■ **AUFGABE 1**: Zitiere aus dem Forenauszug über die Schnittstellen am PG740 wörtlich die Stelle von „Wie ich schon“ bis einschließlich „genauen Typ postet.“.
■ **AUFGABE 2**:
Beantworte anhand des Forenauszugs über die Schnittstellen am PG740 diese Fragen:
(a) Wo lag laut Perfektionist beim PG740 die COM2?
(b) Wann kann thomass5 frühestens selbst nachschauen?
(c) Welchen Stecker meinte thomass5, und was war dabei mit dem Adapter?
■ **AUFGABE 3**: Führe den Forenauszug über die Schnittstellen am PG740 nach seinem letzten Satz weiter.

┌─ VORLIEGENDER AUSZUG

Das hab ich auch schonmal geschafft. Wenn in dem 25-poligen Stecker nur wenige Pins bestückt sind, dann ist der nicht mehr verdrehsicher, besonders, wenn er schon etwas gebraucht wurde.


----------



## thomass5

Perfektionist schrieb:


> Ah, teilen sich neuerdings COM1 (TTY) und COM2 (V24) die Kombischnittstelle? Beim PG740 war COM1 auf der Kombischnittstelle in beiderlei Physik und COM2 extra auf einem 9-poligen Stecker.



Wie ich schon schrieb: Ich weis es nicht genau. Nachschauen kann ich erst in ner guten Woche. Oder ich such mir mal das Handbuch, wenn Bärle mal den genauen Typ postet.



Perfektionist schrieb:


> Das hab ich auch schonmal geschafft. Wenn in dem 25-poligen Stecker nur  wenige Pins bestückt sind, dann ist der nicht mehr verdrehsicher,  besonders, wenn er schon etwas gebraucht wurde.



Ich meinte den 9Poligen. da war dann auch ein Pin in dem Adapter verdrückt.

└─
┌─ GEGEBENE DATENSÄTZE

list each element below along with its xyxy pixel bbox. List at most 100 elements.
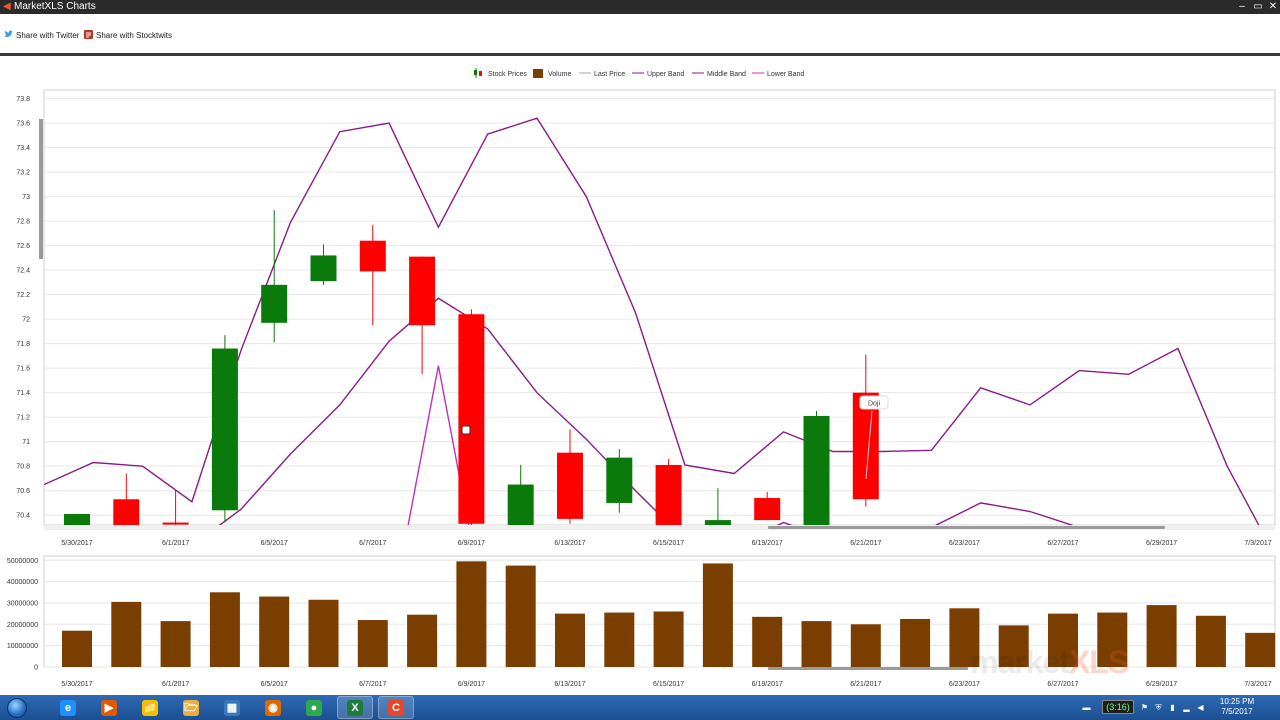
price-x-tick: 6/13/2017 (554, 540, 585, 547)
battery-icon[interactable]: ▮ (1168, 703, 1177, 712)
volume-x-tick: 6/1/2017 (162, 681, 189, 688)
taskbar-app-4[interactable]: ▦ (214, 696, 250, 719)
taskbar-app-2[interactable]: 📁 (132, 696, 168, 719)
price-y-tick: 70.4 (16, 513, 30, 520)
taskbar-app-7[interactable]: X (337, 696, 373, 719)
volume-y-tick: 10000000 (7, 643, 38, 650)
volume-x-tick: 6/7/2017 (359, 681, 386, 688)
legend-candle-down-body (479, 71, 482, 76)
volume-bar (653, 611, 684, 667)
volume-y-tick: 50000000 (7, 558, 38, 565)
back-arrow-icon[interactable]: ◀ (3, 0, 11, 14)
network-signal-icon[interactable]: ▂ (1182, 703, 1191, 712)
price-x-tick: 6/7/2017 (359, 540, 386, 547)
stock-chart: Stock Prices Volume Last Price Upper Band Mi… (7, 68, 1276, 688)
window-title: MarketXLS Charts (14, 1, 96, 12)
price-y-tick: 72.4 (16, 268, 30, 275)
timer-badge[interactable]: (3:16) (1102, 700, 1134, 714)
sticky-notes-icon: 📁 (142, 699, 158, 716)
price-x-tick: 6/29/2017 (1146, 540, 1177, 547)
candle-body (704, 520, 731, 525)
minimize-button[interactable]: – (1235, 0, 1249, 14)
price-y-tick: 71.8 (16, 341, 30, 348)
cursor-icon (461, 425, 471, 435)
volume-x-tick: 6/9/2017 (458, 681, 485, 688)
volume-bar (1146, 605, 1177, 667)
price-y-tick: 72.8 (16, 219, 30, 226)
close-button[interactable]: ✕ (1266, 0, 1280, 14)
display-icon: ▦ (224, 699, 240, 716)
volume-icon[interactable]: ◀ (1196, 703, 1205, 712)
candle-body (606, 457, 633, 503)
volume-y-tick: 0 (34, 665, 38, 672)
price-y-tick: 73.8 (16, 96, 30, 103)
windows-start-icon (7, 697, 27, 718)
candle-body (113, 499, 140, 525)
twitter-icon (4, 30, 13, 39)
price-y-tick: 71.2 (16, 415, 30, 422)
excel-icon: X (347, 699, 363, 716)
candle-body (507, 484, 534, 525)
taskbar-app-3[interactable]: 🗁 (173, 696, 209, 719)
legend-label-1: Volume (548, 71, 571, 78)
volume-x-tick: 6/29/2017 (1146, 681, 1177, 688)
candle-body (803, 415, 830, 525)
price-x-tick: 6/5/2017 (261, 540, 288, 547)
volume-x-tick: 6/13/2017 (554, 681, 585, 688)
watermark-market: market (970, 644, 1070, 680)
share-stocktwits-label: Share with Stocktwits (96, 31, 173, 40)
volume-bar (604, 612, 635, 667)
volume-bar (160, 621, 191, 667)
taskbar-app-6[interactable]: ● (296, 696, 332, 719)
candle-body (409, 256, 436, 326)
price-y-tick: 70.6 (16, 488, 30, 495)
volume-x-tick: 6/27/2017 (1047, 681, 1078, 688)
volume-bar (555, 613, 585, 667)
security-icon[interactable]: ⛨ (1154, 703, 1163, 712)
clock-time: 10:25 PM (1219, 697, 1255, 706)
ie-icon: e (60, 699, 76, 716)
maximize-button[interactable]: ▭ (1251, 0, 1265, 14)
system-tray: ▬ (3:16) ⚑ ⛨ ▮ ▂ ◀ 10:25 PM 7/5/2017 (1080, 695, 1280, 720)
legend-label-5: Lower Band (767, 71, 804, 78)
share-twitter-label: Share with Twitter (16, 31, 80, 40)
price-x-tick: 6/27/2017 (1047, 540, 1078, 547)
flag-icon[interactable]: ⚑ (1140, 703, 1149, 712)
doji-label: Doji (868, 401, 881, 408)
marketxls-icon: C (388, 699, 404, 716)
taskbar-app-5[interactable]: ◉ (255, 696, 291, 719)
volume-x-tick: 7/3/2017 (1244, 681, 1271, 688)
taskbar-app-1[interactable]: ▶ (91, 696, 127, 719)
volume-x-tick: 6/5/2017 (261, 681, 288, 688)
clock[interactable]: 10:25 PM 7/5/2017 (1212, 697, 1262, 717)
candle-body (458, 314, 485, 524)
price-y-tick: 70.8 (16, 464, 30, 471)
windows-taskbar: e ▶ 📁 🗁 ▦ ◉ ● X C ▬ (3:16) ⚑ ⛨ ▮ ▂ ◀ 10:25 PM 7/… (0, 695, 1280, 720)
candle-body (64, 513, 90, 525)
volume-bar (111, 601, 142, 667)
taskbar-app-0[interactable]: e (50, 696, 86, 719)
price-x-tick: 5/30/2017 (61, 540, 92, 547)
legend-label-2: Last Price (594, 71, 625, 78)
candle-body (557, 452, 583, 519)
candle-body (359, 240, 386, 272)
price-hscroll-thumb (768, 526, 1165, 529)
marketxls-watermark: marketXLS (970, 644, 1129, 681)
taskbar-app-8[interactable]: C (378, 696, 414, 719)
volume-y-tick: 20000000 (7, 622, 38, 629)
firefox-icon: ◉ (265, 699, 281, 716)
keyboard-icon[interactable]: ▬ (1082, 703, 1091, 712)
volume-x-tick: 6/23/2017 (949, 681, 980, 688)
share-twitter-button[interactable]: Share with Twitter (4, 30, 79, 40)
volume-bar (850, 624, 881, 667)
start-button[interactable] (2, 696, 32, 719)
volume-bar (702, 563, 733, 667)
volume-x-tick: 6/15/2017 (653, 681, 684, 688)
volume-bar (801, 621, 832, 667)
price-x-tick: 6/21/2017 (850, 540, 881, 547)
price-y-tick: 71.4 (16, 390, 30, 397)
share-stocktwits-button[interactable]: Share with Stocktwits (84, 30, 172, 40)
legend-label-3: Upper Band (647, 71, 684, 78)
volume-bar (62, 630, 92, 667)
price-x-tick: 6/1/2017 (162, 540, 189, 547)
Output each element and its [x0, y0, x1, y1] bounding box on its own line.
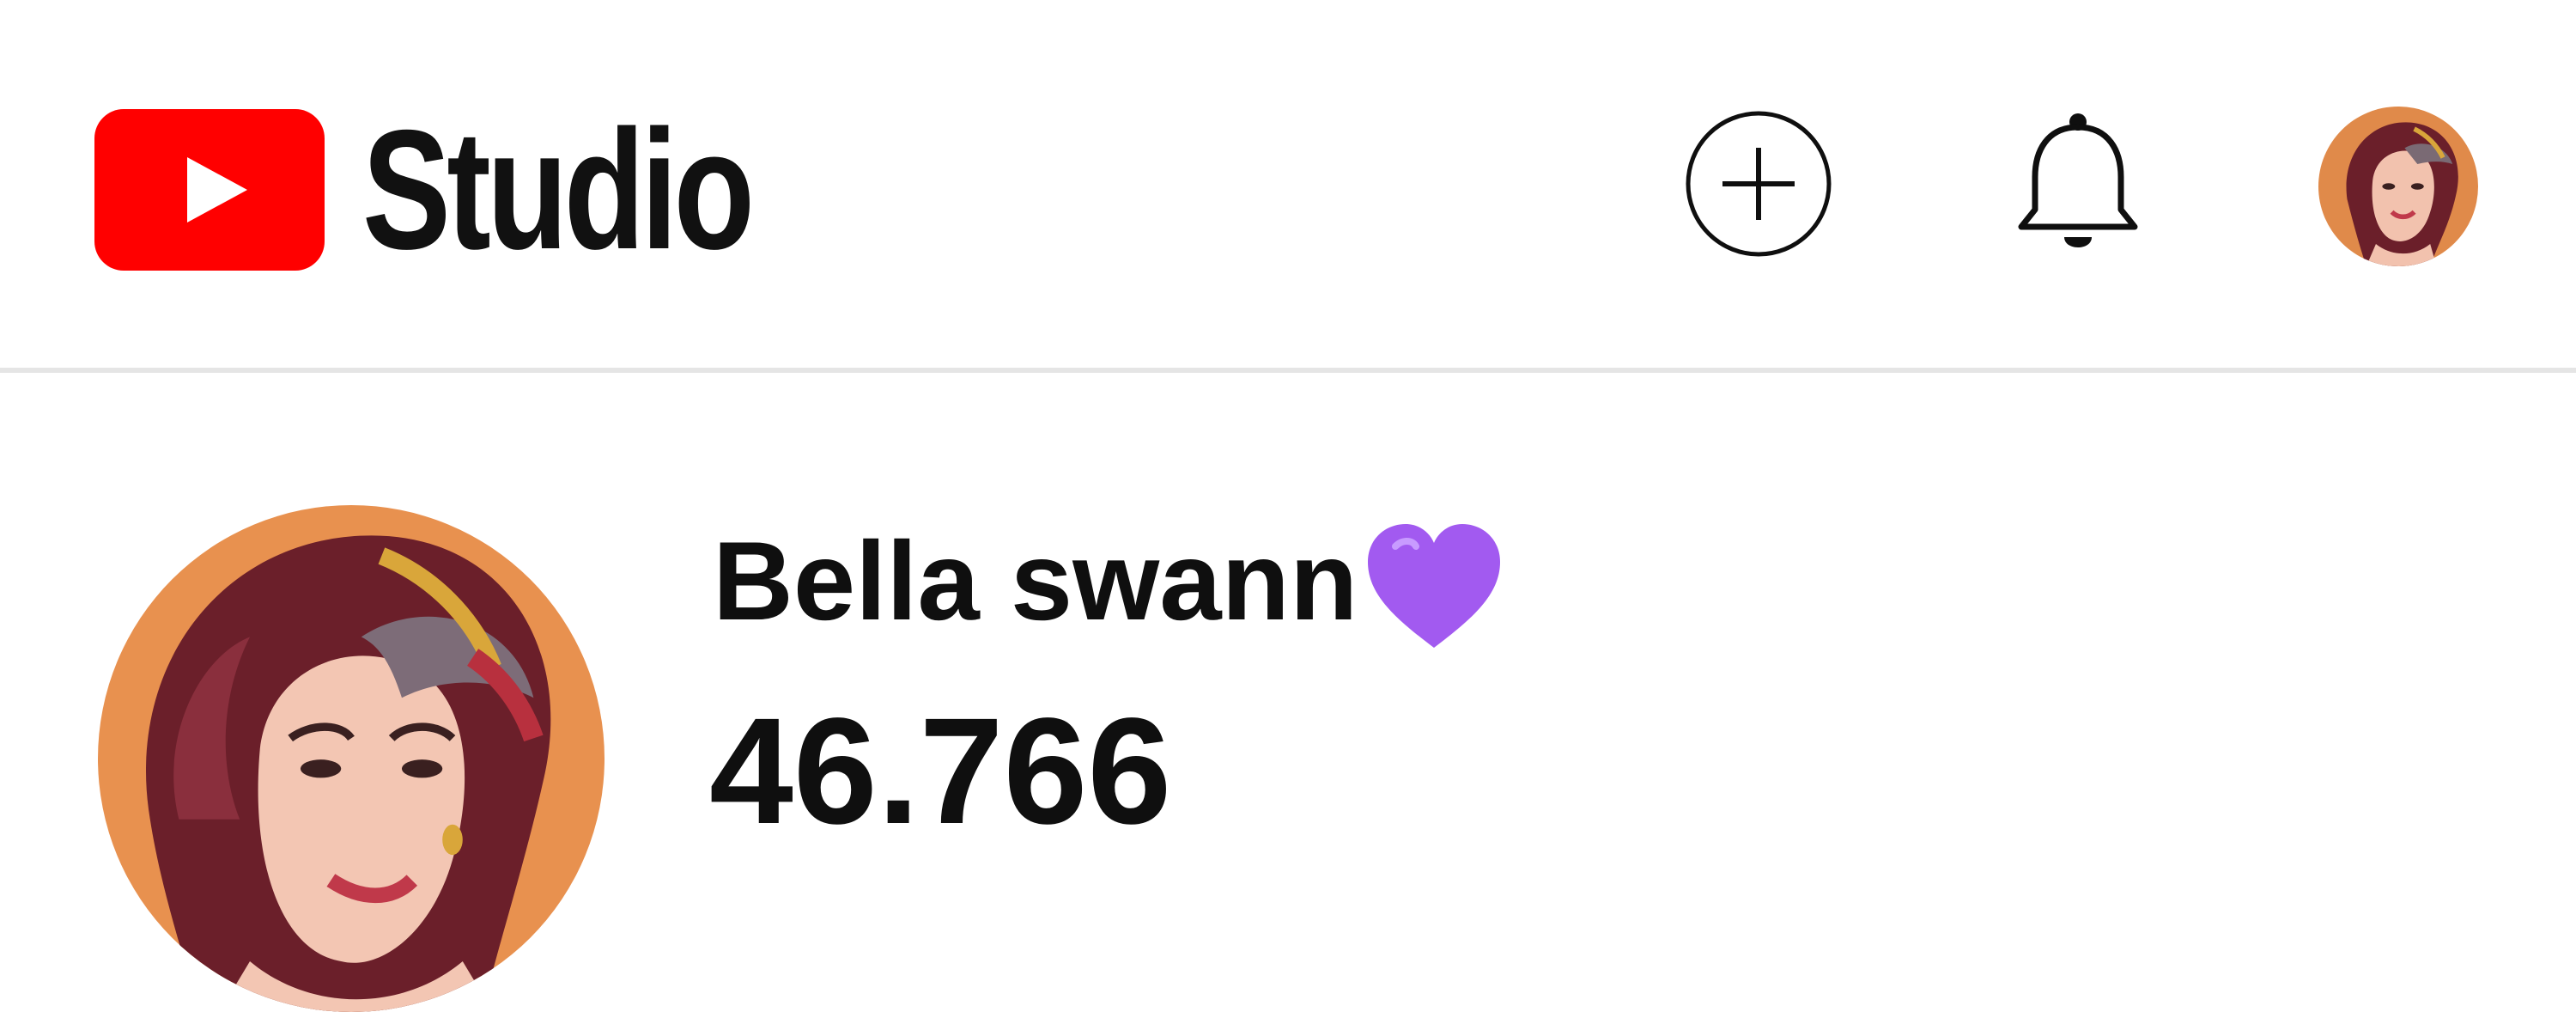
top-app-bar: Studio — [0, 0, 2576, 368]
channel-avatar-image — [98, 505, 605, 1012]
account-avatar[interactable] — [2318, 107, 2478, 266]
app-name: Studio — [362, 94, 755, 284]
youtube-play-icon — [94, 109, 325, 271]
bell-icon — [2018, 113, 2138, 247]
avatar-image — [2318, 107, 2478, 266]
subscriber-count: 46.766 — [709, 687, 1172, 856]
purple-heart-icon — [1368, 524, 1501, 648]
channel-avatar[interactable] — [98, 505, 605, 1012]
channel-name: Bella swann — [713, 507, 1507, 655]
notifications-button[interactable] — [2009, 108, 2147, 259]
header-divider — [0, 368, 2576, 373]
plus-circle-icon — [1686, 111, 1832, 257]
create-button[interactable] — [1683, 108, 1834, 259]
channel-name-text: Bella swann — [713, 518, 1358, 643]
studio-logo[interactable]: Studio — [94, 105, 860, 275]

└─

■ **ERGEBNIS 1**:
Wie ich schon schrieb: Ich weis es nicht genau. Nachschauen kann ich erst in ner guten Woche. Oder ich such mir mal das Handbuch, wenn Bärle mal den genauen Typ postet.

■ **ERGEBNIS 2**:
(a) Extra auf einem 9-poligen Stecker.
(b) Erst in einer guten Woche.
(c) Den 9-poligen; im Adapter war ein Pin verdrückt.

■ **ERGEBNIS 3**:
Thomas

Thomas


----------



## Bär1971

Ok, also Kontaktstifte am Adapter sind in Ordnung. Die Kabel ja auch, sonst würden sie ja nicht über die USB-Adapter funktionieren. 
Der COM-Miniadapter steckt auch auf der COM und nicht auf der LPT. Verwechseln geht nicht, eins ist ne Buchse eins ein Stecker.
Das PG ist ein Field-PG M2, gekauft im Oktober 2009.
Genauen Typ kann ich morgen Abend hier einstellen.


----------



## HaDi

Also, das Field-PG M2 hat nur eine COM-Schnittstelle (hinten rechts, wenn man vor dem Gerät sitzt), diese kann sowohl TTY als auch RS232 wie bei älteren PGs (z.B. PG710/PG720/PG730/PG740/PG750/PG770/PowerPG...) und ist als 25pol. Buchse ausgeführt, die RS232-PIN-Belegung ist kompatibel zum PC, dieser hatte aber, als es das noch gab, keine Buchse sondern Stifte/Stecker.
Ein Verwechseln mit der LPT-Schnittstelle ist also durchaus möglich und machbar.
Der Adapter dient nur dazu, Kabel, die für eine 9polige RS232 angefertigt wurden direkt verwenden zu können.
Wenn du also deine Tests mit der richtigen Schnitstelle gemacht hast und du ausschließen kannst, dass die Schnittstelle durch irgendeine Software belegt/blockiert ist, dann wird sie wohl kaputt sein.
Geht denn TTY (z.B. an einer S5) auch nicht?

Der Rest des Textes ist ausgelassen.